→ REQUIREMENT: Transcribe the listing that follows in full, omitting pictures.

[Figure data in JSON]
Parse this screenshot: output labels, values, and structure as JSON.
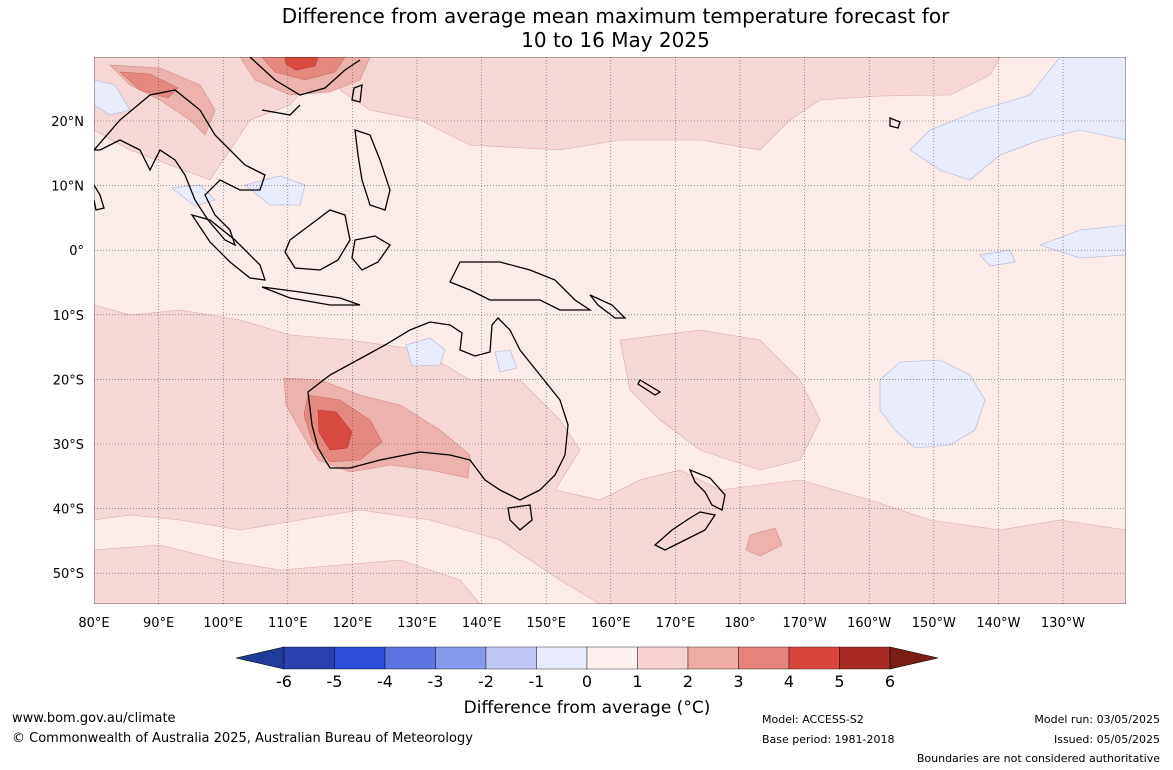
{
  "title": {
    "line1": "Difference from average mean maximum temperature forecast for",
    "line2": "10 to 16 May 2025"
  },
  "map": {
    "lon_labels": [
      "80°E",
      "90°E",
      "100°E",
      "110°E",
      "120°E",
      "130°E",
      "140°E",
      "150°E",
      "160°E",
      "170°E",
      "180°",
      "170°W",
      "160°W",
      "150°W",
      "140°W",
      "130°W"
    ],
    "lat_labels": [
      "20°N",
      "10°N",
      "0°",
      "10°S",
      "20°S",
      "30°S",
      "40°S",
      "50°S"
    ],
    "colors": {
      "ocean_base": "#fbebe9",
      "warm_1_2": "#f5d7d5",
      "warm_2_3": "#eeb2ae",
      "warm_3_4": "#e48880",
      "warm_4_5": "#d94b3f",
      "cool_0_1": "#e7ebfa",
      "coast": "#000000",
      "grid": "#555555"
    }
  },
  "colorbar": {
    "ticks": [
      "-6",
      "-5",
      "-4",
      "-3",
      "-2",
      "-1",
      "0",
      "1",
      "2",
      "3",
      "4",
      "5",
      "6"
    ],
    "colors": [
      "#213b9a",
      "#2c3eb0",
      "#2d50d8",
      "#5d74e3",
      "#8799ea",
      "#c0c8f3",
      "#e8ebfb",
      "#fdf0ee",
      "#f6d3d0",
      "#eeaba5",
      "#e5837b",
      "#d9473c",
      "#a82a23",
      "#7a1d17"
    ],
    "title": "Difference from average (",
    "title_unit": "°C",
    "title_close": ")"
  },
  "footer": {
    "url": "www.bom.gov.au/climate",
    "copyright": "© Commonwealth of Australia 2025, Australian Bureau of Meteorology",
    "model": "Model: ACCESS-S2",
    "base_period": "Base period: 1981-2018",
    "model_run": "Model run: 03/05/2025",
    "issued": "Issued: 05/05/2025",
    "disclaimer": "Boundaries are not considered authoritative"
  }
}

→ ANSWER TO THE TASK:
Parse this screenshot: output labels, values, and structure as JSON.
{
  "title": {
    "line1": "Difference from average mean maximum temperature forecast for",
    "line2": "10 to 16 May 2025"
  },
  "map": {
    "lon_labels": [
      "80°E",
      "90°E",
      "100°E",
      "110°E",
      "120°E",
      "130°E",
      "140°E",
      "150°E",
      "160°E",
      "170°E",
      "180°",
      "170°W",
      "160°W",
      "150°W",
      "140°W",
      "130°W"
    ],
    "lat_labels": [
      "20°N",
      "10°N",
      "0°",
      "10°S",
      "20°S",
      "30°S",
      "40°S",
      "50°S"
    ],
    "colors": {
      "ocean_base": "#fbebe9",
      "warm_1_2": "#f5d7d5",
      "warm_2_3": "#eeb2ae",
      "warm_3_4": "#e48880",
      "warm_4_5": "#d94b3f",
      "cool_0_1": "#e7ebfa",
      "coast": "#000000",
      "grid": "#555555"
    }
  },
  "colorbar": {
    "ticks": [
      "-6",
      "-5",
      "-4",
      "-3",
      "-2",
      "-1",
      "0",
      "1",
      "2",
      "3",
      "4",
      "5",
      "6"
    ],
    "colors": [
      "#213b9a",
      "#2c3eb0",
      "#2d50d8",
      "#5d74e3",
      "#8799ea",
      "#c0c8f3",
      "#e8ebfb",
      "#fdf0ee",
      "#f6d3d0",
      "#eeaba5",
      "#e5837b",
      "#d9473c",
      "#a82a23",
      "#7a1d17"
    ],
    "title": "Difference from average (",
    "title_unit": "°C",
    "title_close": ")"
  },
  "footer": {
    "url": "www.bom.gov.au/climate",
    "copyright": "© Commonwealth of Australia 2025, Australian Bureau of Meteorology",
    "model": "Model: ACCESS-S2",
    "base_period": "Base period: 1981-2018",
    "model_run": "Model run: 03/05/2025",
    "issued": "Issued: 05/05/2025",
    "disclaimer": "Boundaries are not considered authoritative"
  }
}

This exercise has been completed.